* START Data for processing *
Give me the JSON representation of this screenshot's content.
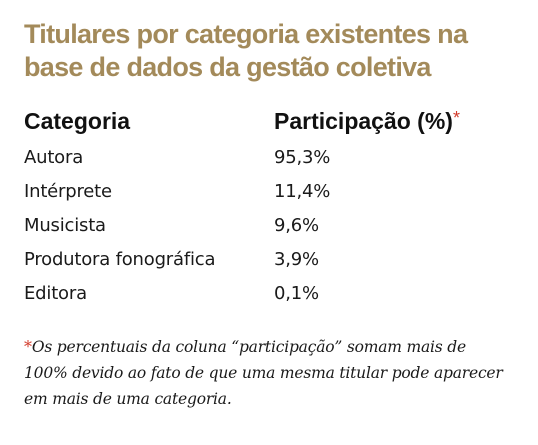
{
  "title": "Titulares por categoria existentes na base de dados da gestão coletiva",
  "table": {
    "headers": [
      "Categoria",
      "Participação (%)"
    ],
    "header_mark": "*",
    "rows": [
      [
        "Autora",
        "95,3%"
      ],
      [
        "Intérprete",
        "11,4%"
      ],
      [
        "Musicista",
        "9,6%"
      ],
      [
        "Produtora fonográfica",
        "3,9%"
      ],
      [
        "Editora",
        "0,1%"
      ]
    ]
  },
  "footnote": {
    "mark": "*",
    "text": "Os percentuais da coluna “participação” somam mais de 100% devido ao fato de que uma mesma titular pode aparecer em mais de uma categoria."
  },
  "colors": {
    "title": "#a38a5a",
    "asterisk": "#d23b2b"
  }
}
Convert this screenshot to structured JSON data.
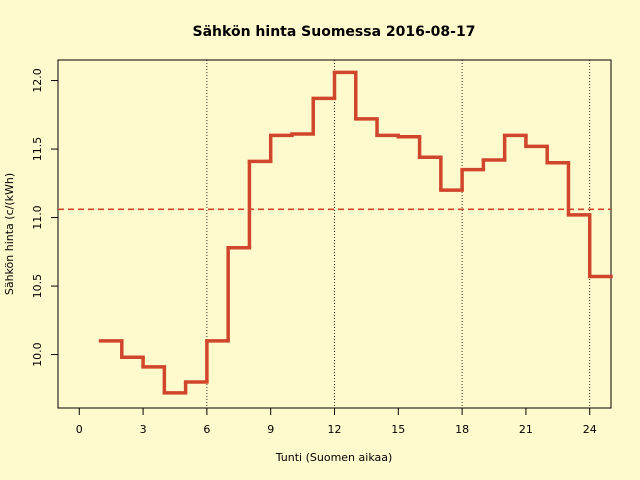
{
  "chart_data": {
    "type": "step",
    "title": "Sähkön hinta Suomessa 2016-08-17",
    "x_label": "Tunti (Suomen aikaa)",
    "y_label": "Sähkön hinta (c/(kWh)",
    "x": [
      1,
      2,
      3,
      4,
      5,
      6,
      7,
      8,
      9,
      10,
      11,
      12,
      13,
      14,
      15,
      16,
      17,
      18,
      19,
      20,
      21,
      22,
      23,
      24
    ],
    "values": [
      10.1,
      9.98,
      9.91,
      9.72,
      9.8,
      10.1,
      10.78,
      11.41,
      11.6,
      11.61,
      11.87,
      12.06,
      11.72,
      11.6,
      11.59,
      11.44,
      11.2,
      11.35,
      11.42,
      11.6,
      11.52,
      11.4,
      11.02,
      10.57
    ],
    "color": "#d0462c",
    "mean_line": 11.06,
    "vlines": [
      6,
      12,
      18,
      24
    ],
    "xlim": [
      -1,
      25
    ],
    "ylim": [
      9.61,
      12.15
    ],
    "xticks": [
      0,
      3,
      6,
      9,
      12,
      15,
      18,
      21,
      24
    ],
    "yticks": [
      {
        "value": 10.0,
        "label": "10.0"
      },
      10.5,
      {
        "value": 11.0,
        "label": "11.0"
      },
      11.5,
      {
        "value": 12.0,
        "label": "12.0"
      }
    ]
  }
}
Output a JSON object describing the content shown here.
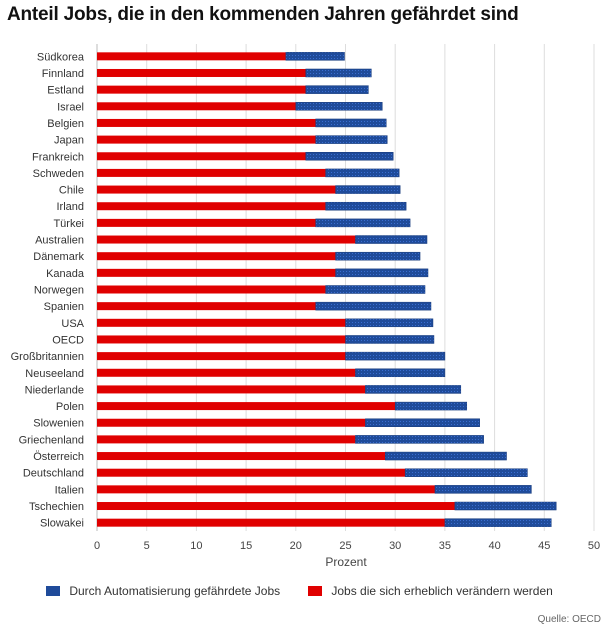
* END Data for processing *
» **The request**
Each record above should come back exactly the same, only without its pictures.

» **Output of the task**
Give me the JSON representation of this screenshot's content.
{
  "title": "Titulares por categoria existentes na base de dados da gestão coletiva",
  "table": {
    "headers": [
      "Categoria",
      "Participação (%)"
    ],
    "header_mark": "*",
    "rows": [
      [
        "Autora",
        "95,3%"
      ],
      [
        "Intérprete",
        "11,4%"
      ],
      [
        "Musicista",
        "9,6%"
      ],
      [
        "Produtora fonográfica",
        "3,9%"
      ],
      [
        "Editora",
        "0,1%"
      ]
    ]
  },
  "footnote": {
    "mark": "*",
    "text": "Os percentuais da coluna “participação” somam mais de 100% devido ao fato de que uma mesma titular pode aparecer em mais de uma categoria."
  },
  "colors": {
    "title": "#a38a5a",
    "asterisk": "#d23b2b"
  }
}
Convert this screenshot to structured JSON data.
{
  "chart_data": {
    "type": "step",
    "title": "Sähkön hinta Suomessa 2016-08-17",
    "x_label": "Tunti (Suomen aikaa)",
    "y_label": "Sähkön hinta (c/(kWh)",
    "x": [
      1,
      2,
      3,
      4,
      5,
      6,
      7,
      8,
      9,
      10,
      11,
      12,
      13,
      14,
      15,
      16,
      17,
      18,
      19,
      20,
      21,
      22,
      23,
      24
    ],
    "values": [
      10.1,
      9.98,
      9.91,
      9.72,
      9.8,
      10.1,
      10.78,
      11.41,
      11.6,
      11.61,
      11.87,
      12.06,
      11.72,
      11.6,
      11.59,
      11.44,
      11.2,
      11.35,
      11.42,
      11.6,
      11.52,
      11.4,
      11.02,
      10.57
    ],
    "color": "#d0462c",
    "mean_line": 11.06,
    "vlines": [
      6,
      12,
      18,
      24
    ],
    "xlim": [
      -1,
      25
    ],
    "ylim": [
      9.61,
      12.15
    ],
    "xticks": [
      0,
      3,
      6,
      9,
      12,
      15,
      18,
      21,
      24
    ],
    "yticks": [
      {
        "value": 10.0,
        "label": "10.0"
      },
      10.5,
      {
        "value": 11.0,
        "label": "11.0"
      },
      11.5,
      {
        "value": 12.0,
        "label": "12.0"
      }
    ]
  }
}
Output a JSON object describing the content shown here.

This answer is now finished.